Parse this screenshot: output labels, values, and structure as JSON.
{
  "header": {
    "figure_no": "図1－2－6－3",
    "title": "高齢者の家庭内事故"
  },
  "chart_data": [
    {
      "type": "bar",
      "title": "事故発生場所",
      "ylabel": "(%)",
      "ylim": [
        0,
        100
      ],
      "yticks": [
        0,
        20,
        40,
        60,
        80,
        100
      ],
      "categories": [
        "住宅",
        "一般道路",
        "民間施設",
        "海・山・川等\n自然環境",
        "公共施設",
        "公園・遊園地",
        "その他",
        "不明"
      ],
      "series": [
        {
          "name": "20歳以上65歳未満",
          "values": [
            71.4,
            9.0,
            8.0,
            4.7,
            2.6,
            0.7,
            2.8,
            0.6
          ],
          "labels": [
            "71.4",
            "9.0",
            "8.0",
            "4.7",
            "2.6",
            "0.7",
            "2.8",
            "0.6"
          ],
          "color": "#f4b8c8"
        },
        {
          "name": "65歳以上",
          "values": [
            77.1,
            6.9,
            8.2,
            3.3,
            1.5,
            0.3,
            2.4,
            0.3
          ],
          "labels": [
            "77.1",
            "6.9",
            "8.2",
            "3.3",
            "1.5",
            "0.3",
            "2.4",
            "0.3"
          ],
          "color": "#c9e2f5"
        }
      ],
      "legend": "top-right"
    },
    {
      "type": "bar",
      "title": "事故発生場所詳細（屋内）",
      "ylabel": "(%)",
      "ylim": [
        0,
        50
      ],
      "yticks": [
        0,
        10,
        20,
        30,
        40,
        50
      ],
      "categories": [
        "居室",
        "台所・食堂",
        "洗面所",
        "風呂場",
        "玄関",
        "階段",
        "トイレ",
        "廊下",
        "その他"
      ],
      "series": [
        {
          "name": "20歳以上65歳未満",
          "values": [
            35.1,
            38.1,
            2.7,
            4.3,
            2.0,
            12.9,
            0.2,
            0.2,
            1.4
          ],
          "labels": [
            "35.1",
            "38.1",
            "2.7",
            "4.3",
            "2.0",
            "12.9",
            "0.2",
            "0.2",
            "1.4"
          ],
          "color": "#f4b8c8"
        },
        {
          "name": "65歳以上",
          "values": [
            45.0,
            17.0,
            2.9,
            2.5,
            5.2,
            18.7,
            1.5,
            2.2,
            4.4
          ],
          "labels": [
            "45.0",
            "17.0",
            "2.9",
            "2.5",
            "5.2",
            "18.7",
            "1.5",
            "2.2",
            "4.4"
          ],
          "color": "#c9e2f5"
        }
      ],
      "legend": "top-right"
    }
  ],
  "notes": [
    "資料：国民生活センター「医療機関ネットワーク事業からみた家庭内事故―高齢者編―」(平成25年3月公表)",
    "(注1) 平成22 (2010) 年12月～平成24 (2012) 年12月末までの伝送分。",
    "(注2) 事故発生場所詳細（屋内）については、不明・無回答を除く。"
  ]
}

★ ★ ★ ★ ★ ★ ★

Given task –
Return every line exactly.

Task answer –
Parse this screenshot: output labels, values, and structure as JSON.
{
  "header": {
    "figure_no": "図1－2－6－3",
    "title": "高齢者の家庭内事故"
  },
  "chart_data": [
    {
      "type": "bar",
      "title": "事故発生場所",
      "ylabel": "(%)",
      "ylim": [
        0,
        100
      ],
      "yticks": [
        0,
        20,
        40,
        60,
        80,
        100
      ],
      "categories": [
        "住宅",
        "一般道路",
        "民間施設",
        "海・山・川等\n自然環境",
        "公共施設",
        "公園・遊園地",
        "その他",
        "不明"
      ],
      "series": [
        {
          "name": "20歳以上65歳未満",
          "values": [
            71.4,
            9.0,
            8.0,
            4.7,
            2.6,
            0.7,
            2.8,
            0.6
          ],
          "labels": [
            "71.4",
            "9.0",
            "8.0",
            "4.7",
            "2.6",
            "0.7",
            "2.8",
            "0.6"
          ],
          "color": "#f4b8c8"
        },
        {
          "name": "65歳以上",
          "values": [
            77.1,
            6.9,
            8.2,
            3.3,
            1.5,
            0.3,
            2.4,
            0.3
          ],
          "labels": [
            "77.1",
            "6.9",
            "8.2",
            "3.3",
            "1.5",
            "0.3",
            "2.4",
            "0.3"
          ],
          "color": "#c9e2f5"
        }
      ],
      "legend": "top-right"
    },
    {
      "type": "bar",
      "title": "事故発生場所詳細（屋内）",
      "ylabel": "(%)",
      "ylim": [
        0,
        50
      ],
      "yticks": [
        0,
        10,
        20,
        30,
        40,
        50
      ],
      "categories": [
        "居室",
        "台所・食堂",
        "洗面所",
        "風呂場",
        "玄関",
        "階段",
        "トイレ",
        "廊下",
        "その他"
      ],
      "series": [
        {
          "name": "20歳以上65歳未満",
          "values": [
            35.1,
            38.1,
            2.7,
            4.3,
            2.0,
            12.9,
            0.2,
            0.2,
            1.4
          ],
          "labels": [
            "35.1",
            "38.1",
            "2.7",
            "4.3",
            "2.0",
            "12.9",
            "0.2",
            "0.2",
            "1.4"
          ],
          "color": "#f4b8c8"
        },
        {
          "name": "65歳以上",
          "values": [
            45.0,
            17.0,
            2.9,
            2.5,
            5.2,
            18.7,
            1.5,
            2.2,
            4.4
          ],
          "labels": [
            "45.0",
            "17.0",
            "2.9",
            "2.5",
            "5.2",
            "18.7",
            "1.5",
            "2.2",
            "4.4"
          ],
          "color": "#c9e2f5"
        }
      ],
      "legend": "top-right"
    }
  ],
  "notes": [
    "資料：国民生活センター「医療機関ネットワーク事業からみた家庭内事故―高齢者編―」(平成25年3月公表)",
    "(注1) 平成22 (2010) 年12月～平成24 (2012) 年12月末までの伝送分。",
    "(注2) 事故発生場所詳細（屋内）については、不明・無回答を除く。"
  ]
}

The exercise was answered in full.